** TASK REQUIREMENTS **
All entries must be extracted exactly, with nothing added or dropped.
══ SUPPLIED DATA
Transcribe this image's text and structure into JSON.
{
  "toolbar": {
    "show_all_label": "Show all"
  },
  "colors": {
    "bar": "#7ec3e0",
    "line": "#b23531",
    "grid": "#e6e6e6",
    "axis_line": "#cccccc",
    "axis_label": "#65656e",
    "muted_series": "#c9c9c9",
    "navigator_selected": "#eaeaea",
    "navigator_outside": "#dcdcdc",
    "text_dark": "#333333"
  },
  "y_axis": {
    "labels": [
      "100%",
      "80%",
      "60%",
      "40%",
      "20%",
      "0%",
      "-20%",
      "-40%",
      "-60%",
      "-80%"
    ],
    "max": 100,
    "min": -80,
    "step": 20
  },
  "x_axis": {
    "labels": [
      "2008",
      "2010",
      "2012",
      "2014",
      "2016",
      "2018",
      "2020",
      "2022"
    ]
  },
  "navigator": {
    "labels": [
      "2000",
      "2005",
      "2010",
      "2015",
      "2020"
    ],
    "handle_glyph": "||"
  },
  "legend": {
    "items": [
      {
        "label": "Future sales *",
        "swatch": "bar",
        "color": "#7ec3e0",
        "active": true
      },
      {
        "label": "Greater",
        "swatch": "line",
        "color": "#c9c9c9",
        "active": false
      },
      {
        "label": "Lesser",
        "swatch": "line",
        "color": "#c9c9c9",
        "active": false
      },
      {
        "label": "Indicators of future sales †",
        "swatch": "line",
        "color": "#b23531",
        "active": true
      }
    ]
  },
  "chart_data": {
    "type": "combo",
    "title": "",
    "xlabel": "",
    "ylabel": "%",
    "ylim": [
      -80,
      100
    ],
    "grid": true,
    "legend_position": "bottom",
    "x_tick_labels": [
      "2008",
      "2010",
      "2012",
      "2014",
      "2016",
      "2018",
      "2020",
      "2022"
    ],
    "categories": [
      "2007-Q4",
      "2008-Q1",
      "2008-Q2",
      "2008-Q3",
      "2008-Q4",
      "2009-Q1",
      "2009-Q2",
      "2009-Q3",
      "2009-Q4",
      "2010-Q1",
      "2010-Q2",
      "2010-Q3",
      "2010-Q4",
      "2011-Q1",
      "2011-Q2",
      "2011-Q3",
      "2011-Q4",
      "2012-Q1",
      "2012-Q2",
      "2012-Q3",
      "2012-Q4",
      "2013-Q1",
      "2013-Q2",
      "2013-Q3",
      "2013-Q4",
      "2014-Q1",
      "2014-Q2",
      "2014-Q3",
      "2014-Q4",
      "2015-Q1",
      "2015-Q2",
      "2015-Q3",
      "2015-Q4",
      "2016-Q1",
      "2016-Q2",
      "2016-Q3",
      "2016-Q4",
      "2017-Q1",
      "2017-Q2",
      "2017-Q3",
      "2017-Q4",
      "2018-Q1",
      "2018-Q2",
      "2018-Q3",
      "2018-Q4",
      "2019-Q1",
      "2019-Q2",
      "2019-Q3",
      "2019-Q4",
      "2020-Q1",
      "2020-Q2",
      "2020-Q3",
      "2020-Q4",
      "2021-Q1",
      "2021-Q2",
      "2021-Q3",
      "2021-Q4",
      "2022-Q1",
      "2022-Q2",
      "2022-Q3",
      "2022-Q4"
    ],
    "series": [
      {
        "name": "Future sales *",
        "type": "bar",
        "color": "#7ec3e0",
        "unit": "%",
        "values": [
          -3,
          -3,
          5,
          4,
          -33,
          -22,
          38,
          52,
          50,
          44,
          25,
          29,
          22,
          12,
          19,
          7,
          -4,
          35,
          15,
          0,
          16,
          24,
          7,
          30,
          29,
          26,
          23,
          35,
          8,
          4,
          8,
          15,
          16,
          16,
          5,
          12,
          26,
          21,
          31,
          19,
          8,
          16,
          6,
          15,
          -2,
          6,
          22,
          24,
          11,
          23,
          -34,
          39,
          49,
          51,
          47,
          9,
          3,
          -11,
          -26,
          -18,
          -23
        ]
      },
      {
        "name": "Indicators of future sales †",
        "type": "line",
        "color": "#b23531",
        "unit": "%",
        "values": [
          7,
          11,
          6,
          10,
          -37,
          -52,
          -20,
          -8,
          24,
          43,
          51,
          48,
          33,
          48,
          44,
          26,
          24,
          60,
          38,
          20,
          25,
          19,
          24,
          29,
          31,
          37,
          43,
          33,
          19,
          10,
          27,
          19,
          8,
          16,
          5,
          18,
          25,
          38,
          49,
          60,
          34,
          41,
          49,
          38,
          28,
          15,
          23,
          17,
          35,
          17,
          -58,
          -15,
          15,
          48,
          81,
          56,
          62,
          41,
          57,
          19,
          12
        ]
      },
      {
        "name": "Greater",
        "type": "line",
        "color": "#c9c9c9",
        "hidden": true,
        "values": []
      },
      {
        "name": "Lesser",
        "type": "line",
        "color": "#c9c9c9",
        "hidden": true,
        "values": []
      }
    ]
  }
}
════
** ANSWER TO THE PROBLEM **
Transcribe this image's text and structure into JSON.
{
  "toolbar": {
    "show_all_label": "Show all"
  },
  "colors": {
    "bar": "#7ec3e0",
    "line": "#b23531",
    "grid": "#e6e6e6",
    "axis_line": "#cccccc",
    "axis_label": "#65656e",
    "muted_series": "#c9c9c9",
    "navigator_selected": "#eaeaea",
    "navigator_outside": "#dcdcdc",
    "text_dark": "#333333"
  },
  "y_axis": {
    "labels": [
      "100%",
      "80%",
      "60%",
      "40%",
      "20%",
      "0%",
      "-20%",
      "-40%",
      "-60%",
      "-80%"
    ],
    "max": 100,
    "min": -80,
    "step": 20
  },
  "x_axis": {
    "labels": [
      "2008",
      "2010",
      "2012",
      "2014",
      "2016",
      "2018",
      "2020",
      "2022"
    ]
  },
  "navigator": {
    "labels": [
      "2000",
      "2005",
      "2010",
      "2015",
      "2020"
    ],
    "handle_glyph": "||"
  },
  "legend": {
    "items": [
      {
        "label": "Future sales *",
        "swatch": "bar",
        "color": "#7ec3e0",
        "active": true
      },
      {
        "label": "Greater",
        "swatch": "line",
        "color": "#c9c9c9",
        "active": false
      },
      {
        "label": "Lesser",
        "swatch": "line",
        "color": "#c9c9c9",
        "active": false
      },
      {
        "label": "Indicators of future sales †",
        "swatch": "line",
        "color": "#b23531",
        "active": true
      }
    ]
  },
  "chart_data": {
    "type": "combo",
    "title": "",
    "xlabel": "",
    "ylabel": "%",
    "ylim": [
      -80,
      100
    ],
    "grid": true,
    "legend_position": "bottom",
    "x_tick_labels": [
      "2008",
      "2010",
      "2012",
      "2014",
      "2016",
      "2018",
      "2020",
      "2022"
    ],
    "categories": [
      "2007-Q4",
      "2008-Q1",
      "2008-Q2",
      "2008-Q3",
      "2008-Q4",
      "2009-Q1",
      "2009-Q2",
      "2009-Q3",
      "2009-Q4",
      "2010-Q1",
      "2010-Q2",
      "2010-Q3",
      "2010-Q4",
      "2011-Q1",
      "2011-Q2",
      "2011-Q3",
      "2011-Q4",
      "2012-Q1",
      "2012-Q2",
      "2012-Q3",
      "2012-Q4",
      "2013-Q1",
      "2013-Q2",
      "2013-Q3",
      "2013-Q4",
      "2014-Q1",
      "2014-Q2",
      "2014-Q3",
      "2014-Q4",
      "2015-Q1",
      "2015-Q2",
      "2015-Q3",
      "2015-Q4",
      "2016-Q1",
      "2016-Q2",
      "2016-Q3",
      "2016-Q4",
      "2017-Q1",
      "2017-Q2",
      "2017-Q3",
      "2017-Q4",
      "2018-Q1",
      "2018-Q2",
      "2018-Q3",
      "2018-Q4",
      "2019-Q1",
      "2019-Q2",
      "2019-Q3",
      "2019-Q4",
      "2020-Q1",
      "2020-Q2",
      "2020-Q3",
      "2020-Q4",
      "2021-Q1",
      "2021-Q2",
      "2021-Q3",
      "2021-Q4",
      "2022-Q1",
      "2022-Q2",
      "2022-Q3",
      "2022-Q4"
    ],
    "series": [
      {
        "name": "Future sales *",
        "type": "bar",
        "color": "#7ec3e0",
        "unit": "%",
        "values": [
          -3,
          -3,
          5,
          4,
          -33,
          -22,
          38,
          52,
          50,
          44,
          25,
          29,
          22,
          12,
          19,
          7,
          -4,
          35,
          15,
          0,
          16,
          24,
          7,
          30,
          29,
          26,
          23,
          35,
          8,
          4,
          8,
          15,
          16,
          16,
          5,
          12,
          26,
          21,
          31,
          19,
          8,
          16,
          6,
          15,
          -2,
          6,
          22,
          24,
          11,
          23,
          -34,
          39,
          49,
          51,
          47,
          9,
          3,
          -11,
          -26,
          -18,
          -23
        ]
      },
      {
        "name": "Indicators of future sales †",
        "type": "line",
        "color": "#b23531",
        "unit": "%",
        "values": [
          7,
          11,
          6,
          10,
          -37,
          -52,
          -20,
          -8,
          24,
          43,
          51,
          48,
          33,
          48,
          44,
          26,
          24,
          60,
          38,
          20,
          25,
          19,
          24,
          29,
          31,
          37,
          43,
          33,
          19,
          10,
          27,
          19,
          8,
          16,
          5,
          18,
          25,
          38,
          49,
          60,
          34,
          41,
          49,
          38,
          28,
          15,
          23,
          17,
          35,
          17,
          -58,
          -15,
          15,
          48,
          81,
          56,
          62,
          41,
          57,
          19,
          12
        ]
      },
      {
        "name": "Greater",
        "type": "line",
        "color": "#c9c9c9",
        "hidden": true,
        "values": []
      },
      {
        "name": "Lesser",
        "type": "line",
        "color": "#c9c9c9",
        "hidden": true,
        "values": []
      }
    ]
  }
}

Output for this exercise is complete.